## Prompt
Only the pictures are omitted; repeat all other data exactly.

## Records
· · · ·
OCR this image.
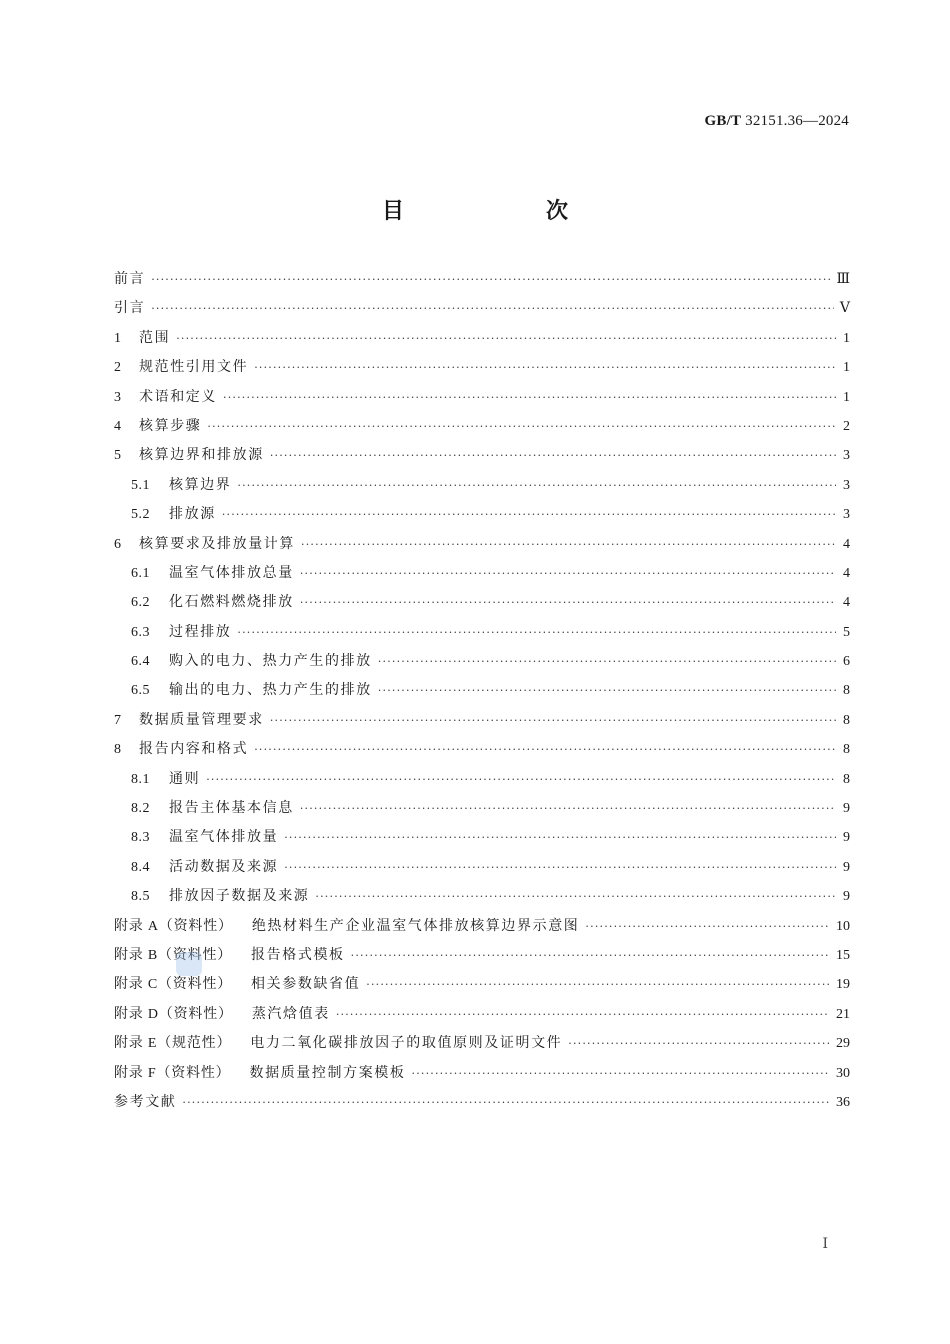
GB/T 32151.36—2024
目　次
前言 ·····	Ⅲ
引言 ·····	Ⅴ
1	范围 ·····	1
2	规范性引用文件 ·····	1
3	术语和定义 ·····	1
4	核算步骤 ·····	2
5	核算边界和排放源 ·····	3
5.1	核算边界 ·····	3
5.2	排放源 ·····	3
6	核算要求及排放量计算 ·····	4
6.1	温室气体排放总量 ·····	4
6.2	化石燃料燃烧排放 ·····	4
6.3	过程排放 ·····	5
6.4	购入的电力、热力产生的排放 ·····	6
6.5	输出的电力、热力产生的排放 ·····	8
7	数据质量管理要求 ·····	8
8	报告内容和格式 ·····	8
8.1	通则 ·····	8
8.2	报告主体基本信息 ·····	9
8.3	温室气体排放量 ·····	9
8.4	活动数据及来源 ·····	9
8.5	排放因子数据及来源 ·····	9
附录 A（资料性） 绝热材料生产企业温室气体排放核算边界示意图 ·····	10
附录 B（资料性） 报告格式模板 ·····	15
附录 C（资料性） 相关参数缺省值 ·····	19
附录 D（资料性） 蒸汽焓值表 ·····	21
附录 E（规范性） 电力二氧化碳排放因子的取值原则及证明文件 ·····	29
附录 F（资料性） 数据质量控制方案模板 ·····	30
参考文献 ·····	36
Ⅰ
· · · ·
## Final result
OCR this image.
GB/T 32151.36—2024
目　次
前言 ·····	Ⅲ
引言 ·····	Ⅴ
1	范围 ·····	1
2	规范性引用文件 ·····	1
3	术语和定义 ·····	1
4	核算步骤 ·····	2
5	核算边界和排放源 ·····	3
5.1	核算边界 ·····	3
5.2	排放源 ·····	3
6	核算要求及排放量计算 ·····	4
6.1	温室气体排放总量 ·····	4
6.2	化石燃料燃烧排放 ·····	4
6.3	过程排放 ·····	5
6.4	购入的电力、热力产生的排放 ·····	6
6.5	输出的电力、热力产生的排放 ·····	8
7	数据质量管理要求 ·····	8
8	报告内容和格式 ·····	8
8.1	通则 ·····	8
8.2	报告主体基本信息 ·····	9
8.3	温室气体排放量 ·····	9
8.4	活动数据及来源 ·····	9
8.5	排放因子数据及来源 ·····	9
附录 A（资料性） 绝热材料生产企业温室气体排放核算边界示意图 ·····	10
附录 B（资料性） 报告格式模板 ·····	15
附录 C（资料性） 相关参数缺省值 ·····	19
附录 D（资料性） 蒸汽焓值表 ·····	21
附录 E（规范性） 电力二氧化碳排放因子的取值原则及证明文件 ·····	29
附录 F（资料性） 数据质量控制方案模板 ·····	30
参考文献 ·····	36
Ⅰ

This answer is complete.